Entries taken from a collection
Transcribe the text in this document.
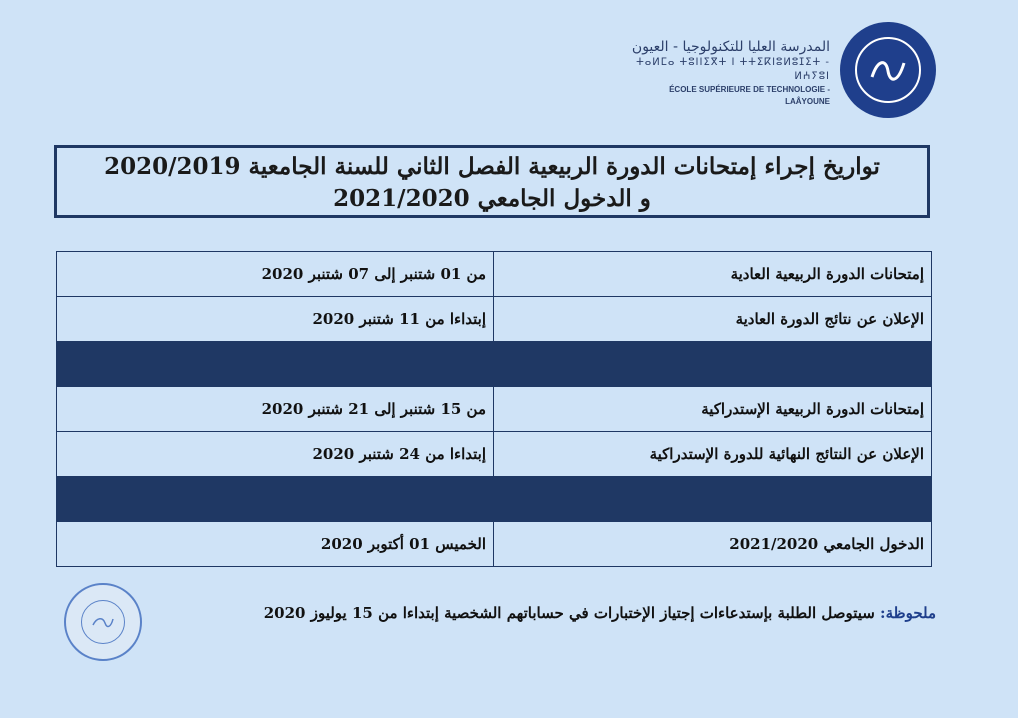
المدرسة العليا للتكنولوجيا - العيون
ⵜⴰⵍⵎⴰ ⵜⵓⵏⵏⵉⴳⵜ ⵏ ⵜⵜⵉⴽⵏⵓⵍⵓⵊⵉⵜ - ⵍⵄⵢⵓⵏ
ÉCOLE SUPÉRIEURE DE TECHNOLOGIE - LAÂYOUNE
تواريخ إجراء إمتحانات الدورة الربيعية الفصل الثاني للسنة الجامعية 2020/2019
و الدخول الجامعي 2021/2020
إمتحانات الدورة الربيعية العادية	من 01 شتنبر إلى 07 شتنبر 2020
الإعلان عن نتائج الدورة العادية	إبتداءا من 11 شتنبر 2020

إمتحانات الدورة الربيعية الإستدراكية	من 15 شتنبر إلى 21 شتنبر 2020
الإعلان عن النتائج النهائية للدورة الإستدراكية	إبتداءا من 24 شتنبر 2020

الدخول الجامعي 2021/2020	الخميس 01 أكتوبر 2020
ملحوظة: سيتوصل الطلبة بإستدعاءات إجتياز الإختبارات في حساباتهم الشخصية إبتداءا من 15 يوليوز 2020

STATED GOAL: Where a line of the records above holds the word "إبتداءا", copy that line.

EXERCISE OUTPUT:
الإعلان عن نتائج الدورة العادية	إبتداءا من 11 شتنبر 2020
الإعلان عن النتائج النهائية للدورة الإستدراكية	إبتداءا من 24 شتنبر 2020
ملحوظة: سيتوصل الطلبة بإستدعاءات إجتياز الإختبارات في حساباتهم الشخصية إبتداءا من 15 يوليوز 2020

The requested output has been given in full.